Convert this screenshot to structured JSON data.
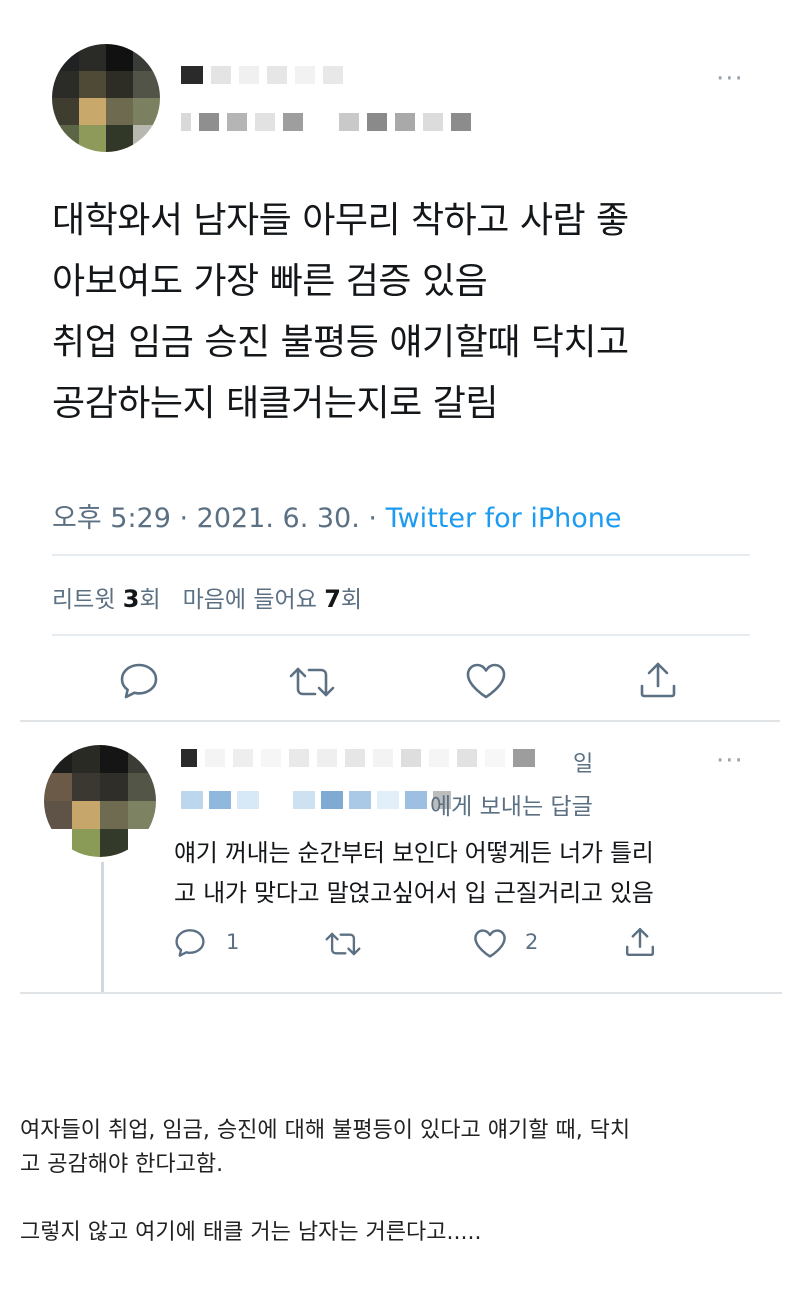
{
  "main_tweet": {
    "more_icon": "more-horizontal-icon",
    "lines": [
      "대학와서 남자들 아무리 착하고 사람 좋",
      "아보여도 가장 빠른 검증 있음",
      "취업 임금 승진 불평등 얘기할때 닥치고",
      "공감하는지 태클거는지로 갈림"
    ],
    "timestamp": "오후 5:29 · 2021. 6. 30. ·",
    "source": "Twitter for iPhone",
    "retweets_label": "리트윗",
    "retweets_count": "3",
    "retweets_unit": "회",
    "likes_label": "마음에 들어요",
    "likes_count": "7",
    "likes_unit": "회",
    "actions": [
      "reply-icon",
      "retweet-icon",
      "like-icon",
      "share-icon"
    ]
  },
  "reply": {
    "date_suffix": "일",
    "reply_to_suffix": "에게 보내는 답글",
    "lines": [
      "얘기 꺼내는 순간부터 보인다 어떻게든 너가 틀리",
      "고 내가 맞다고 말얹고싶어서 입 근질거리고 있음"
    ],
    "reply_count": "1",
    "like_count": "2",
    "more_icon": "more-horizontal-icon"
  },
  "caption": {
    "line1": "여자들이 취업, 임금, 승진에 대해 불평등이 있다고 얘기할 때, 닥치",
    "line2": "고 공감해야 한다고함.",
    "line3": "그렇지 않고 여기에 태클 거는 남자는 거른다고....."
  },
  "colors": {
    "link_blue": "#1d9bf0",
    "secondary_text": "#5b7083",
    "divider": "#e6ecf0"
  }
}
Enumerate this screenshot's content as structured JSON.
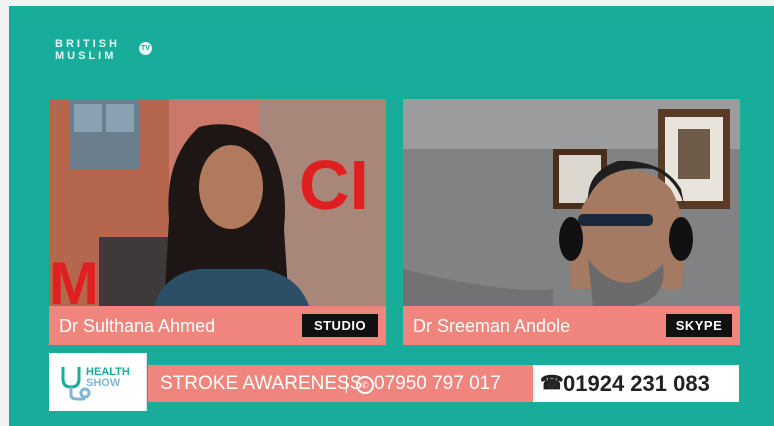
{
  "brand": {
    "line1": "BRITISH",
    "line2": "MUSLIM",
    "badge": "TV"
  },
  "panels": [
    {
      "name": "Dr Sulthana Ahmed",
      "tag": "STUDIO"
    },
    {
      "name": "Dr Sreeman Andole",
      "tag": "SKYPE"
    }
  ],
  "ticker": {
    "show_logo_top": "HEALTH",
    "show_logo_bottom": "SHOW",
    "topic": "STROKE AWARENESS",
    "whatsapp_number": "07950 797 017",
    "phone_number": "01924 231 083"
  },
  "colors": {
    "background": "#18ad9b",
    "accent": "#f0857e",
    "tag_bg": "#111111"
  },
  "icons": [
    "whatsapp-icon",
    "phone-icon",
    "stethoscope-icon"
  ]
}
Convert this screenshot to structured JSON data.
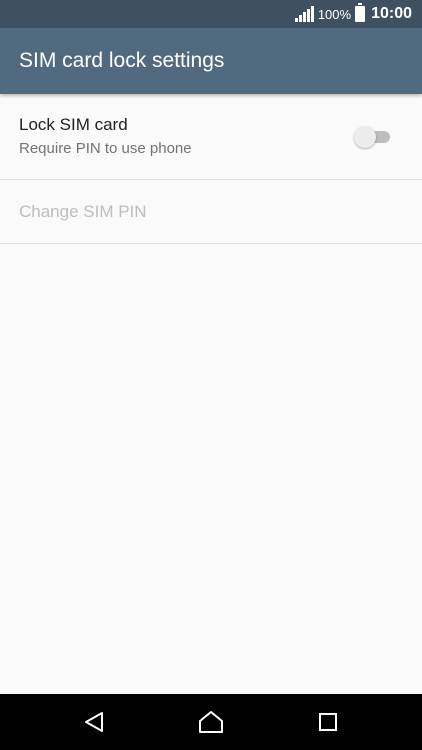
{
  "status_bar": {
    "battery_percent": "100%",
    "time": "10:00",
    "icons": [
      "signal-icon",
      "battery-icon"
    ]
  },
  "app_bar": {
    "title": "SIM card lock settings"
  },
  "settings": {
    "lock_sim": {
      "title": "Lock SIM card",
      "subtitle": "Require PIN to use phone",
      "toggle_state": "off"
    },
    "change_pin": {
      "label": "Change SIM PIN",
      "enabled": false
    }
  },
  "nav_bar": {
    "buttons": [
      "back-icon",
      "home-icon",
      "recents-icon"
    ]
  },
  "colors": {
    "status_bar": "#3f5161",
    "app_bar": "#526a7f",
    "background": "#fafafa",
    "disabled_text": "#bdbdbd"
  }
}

**Exercise requirements**
Starting at the line that contains "Enumerate this screenshot's", restate each line verbatim through the final line of the listing, skipping all pictures.

**Written solution**
Enumerate this screenshot's content as structured JSON.
{
  "brand": {
    "line1": "BRITISH",
    "line2": "MUSLIM",
    "badge": "TV"
  },
  "panels": [
    {
      "name": "Dr Sulthana Ahmed",
      "tag": "STUDIO"
    },
    {
      "name": "Dr Sreeman Andole",
      "tag": "SKYPE"
    }
  ],
  "ticker": {
    "show_logo_top": "HEALTH",
    "show_logo_bottom": "SHOW",
    "topic": "STROKE AWARENESS",
    "whatsapp_number": "07950 797 017",
    "phone_number": "01924 231 083"
  },
  "colors": {
    "background": "#18ad9b",
    "accent": "#f0857e",
    "tag_bg": "#111111"
  },
  "icons": [
    "whatsapp-icon",
    "phone-icon",
    "stethoscope-icon"
  ]
}
Convert this screenshot to structured JSON data.
{
  "status_bar": {
    "battery_percent": "100%",
    "time": "10:00",
    "icons": [
      "signal-icon",
      "battery-icon"
    ]
  },
  "app_bar": {
    "title": "SIM card lock settings"
  },
  "settings": {
    "lock_sim": {
      "title": "Lock SIM card",
      "subtitle": "Require PIN to use phone",
      "toggle_state": "off"
    },
    "change_pin": {
      "label": "Change SIM PIN",
      "enabled": false
    }
  },
  "nav_bar": {
    "buttons": [
      "back-icon",
      "home-icon",
      "recents-icon"
    ]
  },
  "colors": {
    "status_bar": "#3f5161",
    "app_bar": "#526a7f",
    "background": "#fafafa",
    "disabled_text": "#bdbdbd"
  }
}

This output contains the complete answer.